# Start of Provided records
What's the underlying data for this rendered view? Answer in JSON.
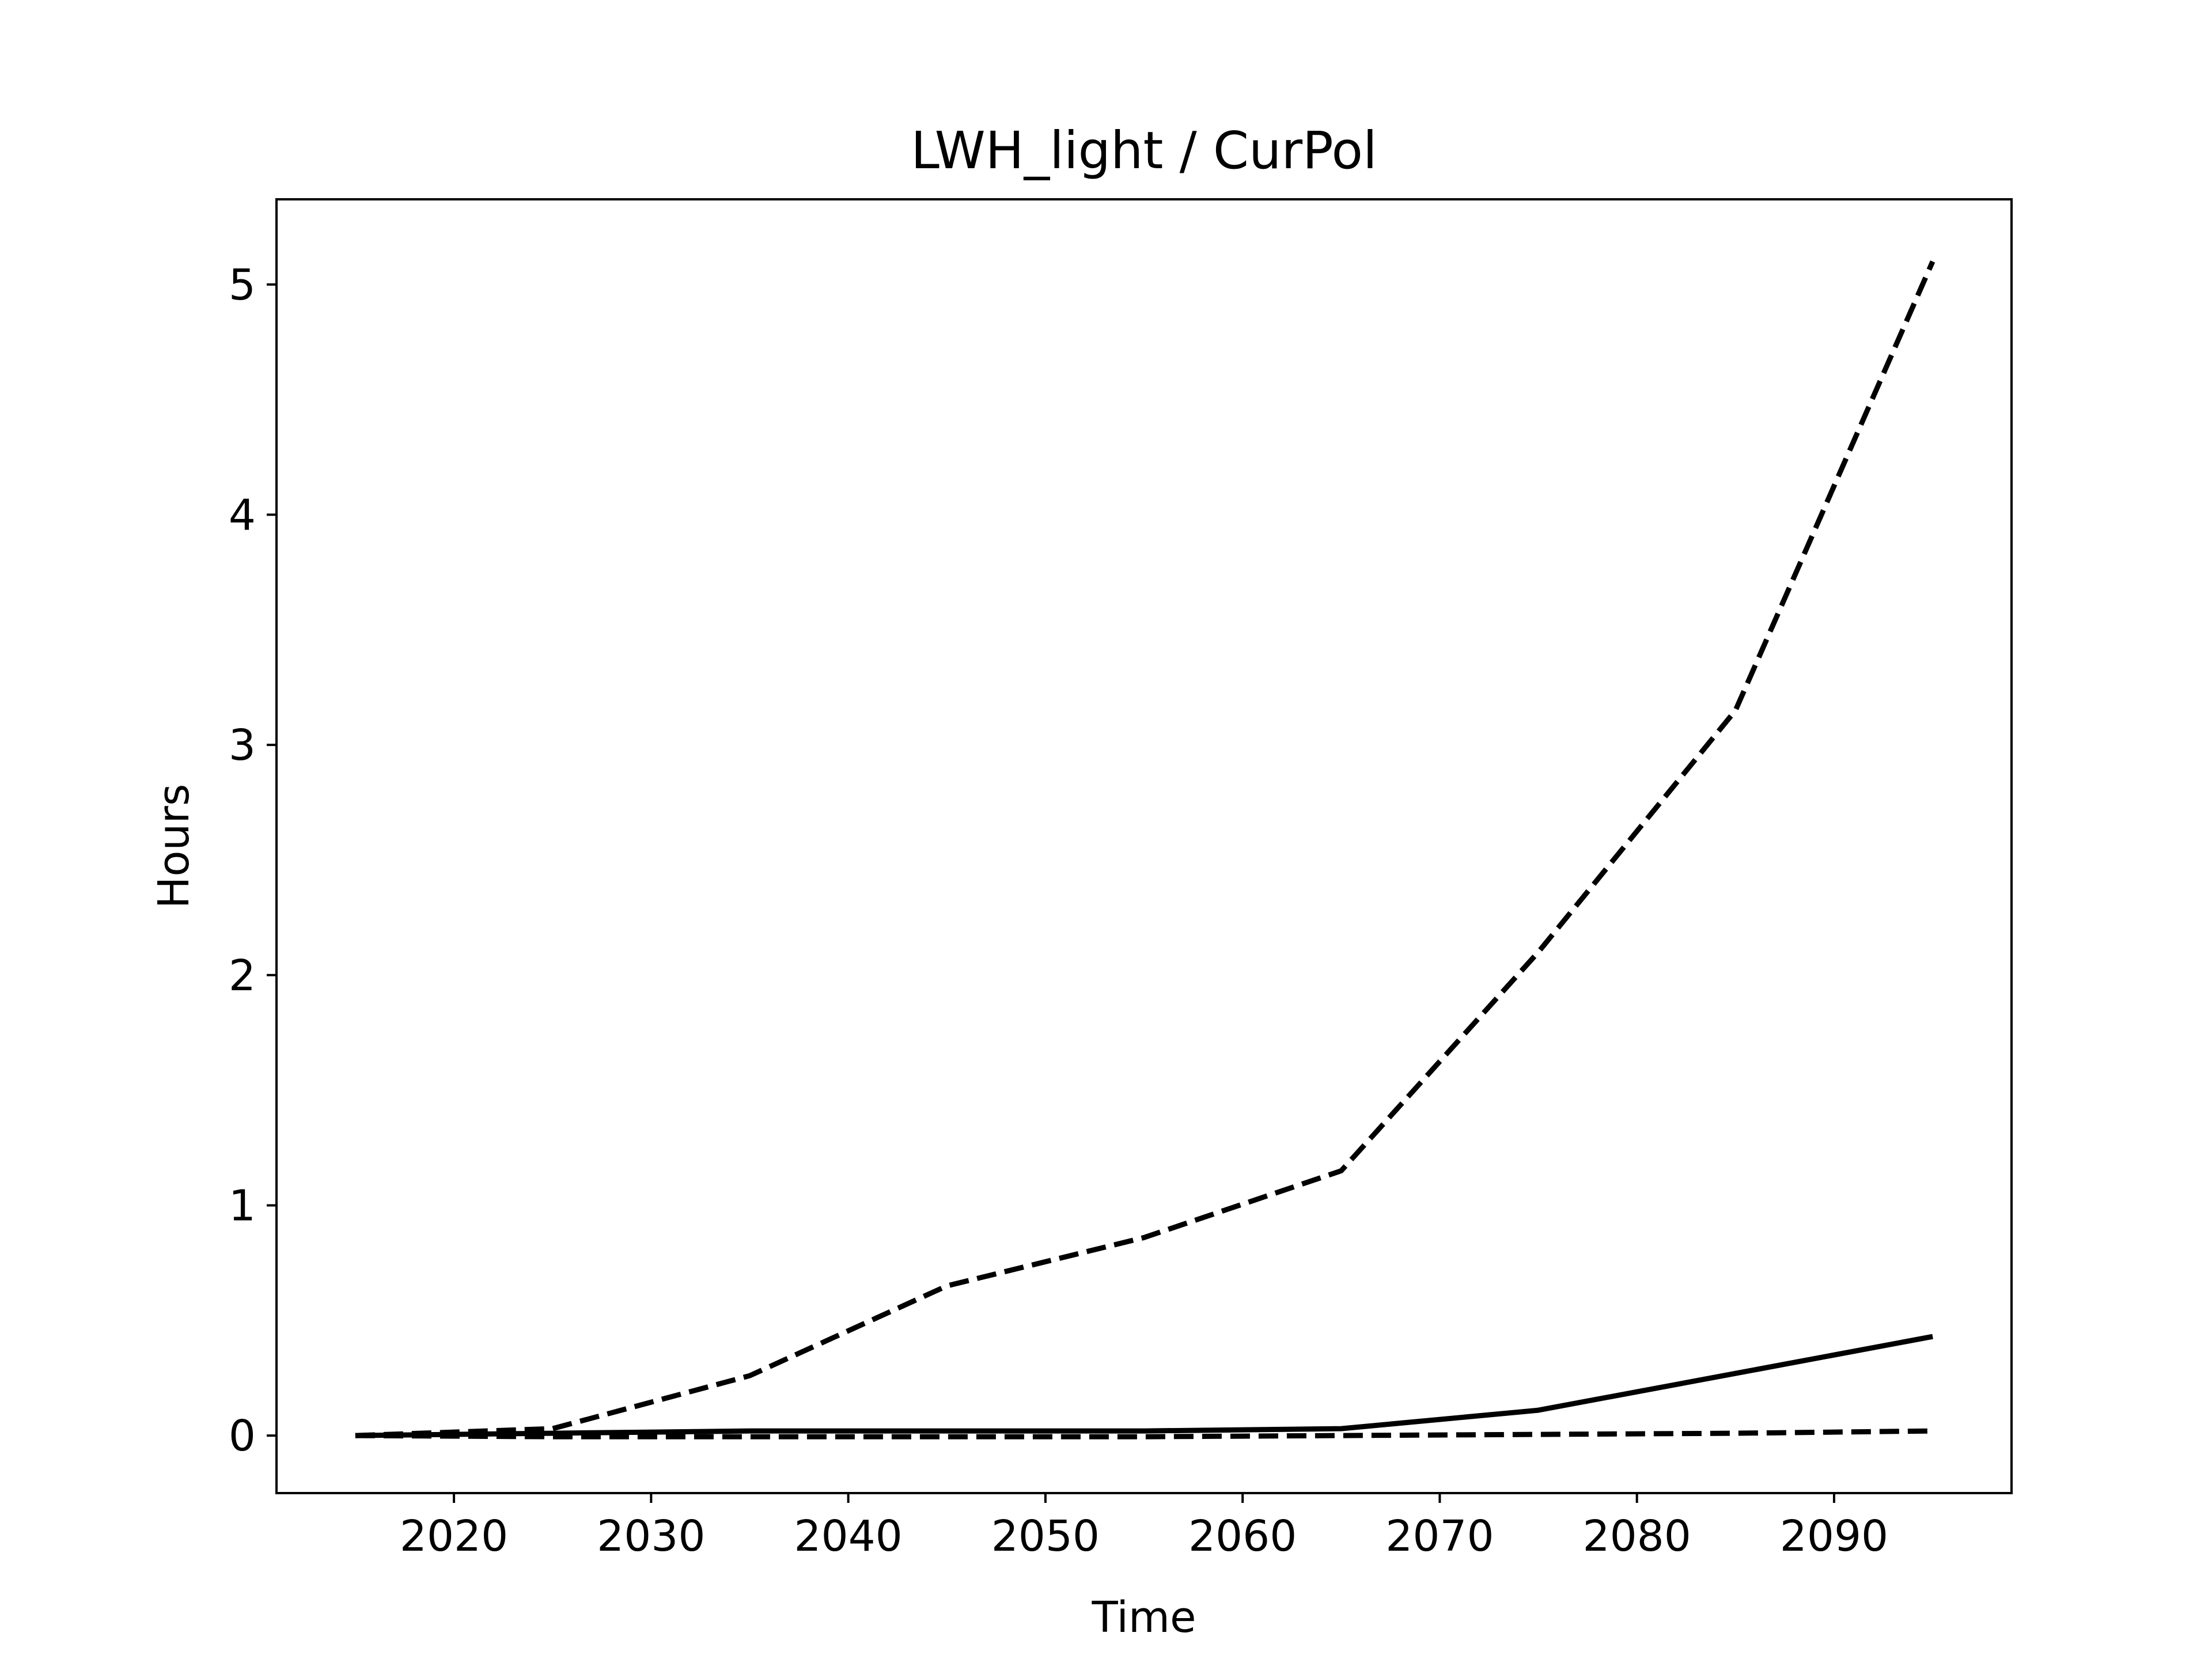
{
  "chart_data": {
    "type": "line",
    "title": "LWH_light / CurPol",
    "xlabel": "Time",
    "ylabel": "Hours",
    "xlim": [
      2011,
      2099
    ],
    "ylim": [
      -0.25,
      5.37
    ],
    "xticks": [
      2020,
      2030,
      2040,
      2050,
      2060,
      2070,
      2080,
      2090
    ],
    "yticks": [
      0,
      1,
      2,
      3,
      4,
      5
    ],
    "grid": false,
    "x": [
      2015,
      2025,
      2035,
      2045,
      2055,
      2065,
      2075,
      2085,
      2095
    ],
    "series": [
      {
        "style": "dashed",
        "color": "#000000",
        "values": [
          0.0,
          0.03,
          0.26,
          0.65,
          0.86,
          1.15,
          2.1,
          3.15,
          5.1
        ]
      },
      {
        "style": "solid",
        "color": "#000000",
        "values": [
          0.0,
          0.01,
          0.02,
          0.02,
          0.02,
          0.03,
          0.11,
          0.27,
          0.43
        ]
      },
      {
        "style": "dashed",
        "color": "#000000",
        "values": [
          0.0,
          -0.005,
          -0.005,
          -0.005,
          -0.005,
          0.0,
          0.005,
          0.01,
          0.02
        ]
      }
    ]
  }
}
# End of Provided records
Without the pictures, repeat the listing above exactly.

--- Task solution ---
What's the underlying data for this rendered view? Answer in JSON.
{
  "chart_data": {
    "type": "line",
    "title": "LWH_light / CurPol",
    "xlabel": "Time",
    "ylabel": "Hours",
    "xlim": [
      2011,
      2099
    ],
    "ylim": [
      -0.25,
      5.37
    ],
    "xticks": [
      2020,
      2030,
      2040,
      2050,
      2060,
      2070,
      2080,
      2090
    ],
    "yticks": [
      0,
      1,
      2,
      3,
      4,
      5
    ],
    "grid": false,
    "x": [
      2015,
      2025,
      2035,
      2045,
      2055,
      2065,
      2075,
      2085,
      2095
    ],
    "series": [
      {
        "style": "dashed",
        "color": "#000000",
        "values": [
          0.0,
          0.03,
          0.26,
          0.65,
          0.86,
          1.15,
          2.1,
          3.15,
          5.1
        ]
      },
      {
        "style": "solid",
        "color": "#000000",
        "values": [
          0.0,
          0.01,
          0.02,
          0.02,
          0.02,
          0.03,
          0.11,
          0.27,
          0.43
        ]
      },
      {
        "style": "dashed",
        "color": "#000000",
        "values": [
          0.0,
          -0.005,
          -0.005,
          -0.005,
          -0.005,
          0.0,
          0.005,
          0.01,
          0.02
        ]
      }
    ]
  }
}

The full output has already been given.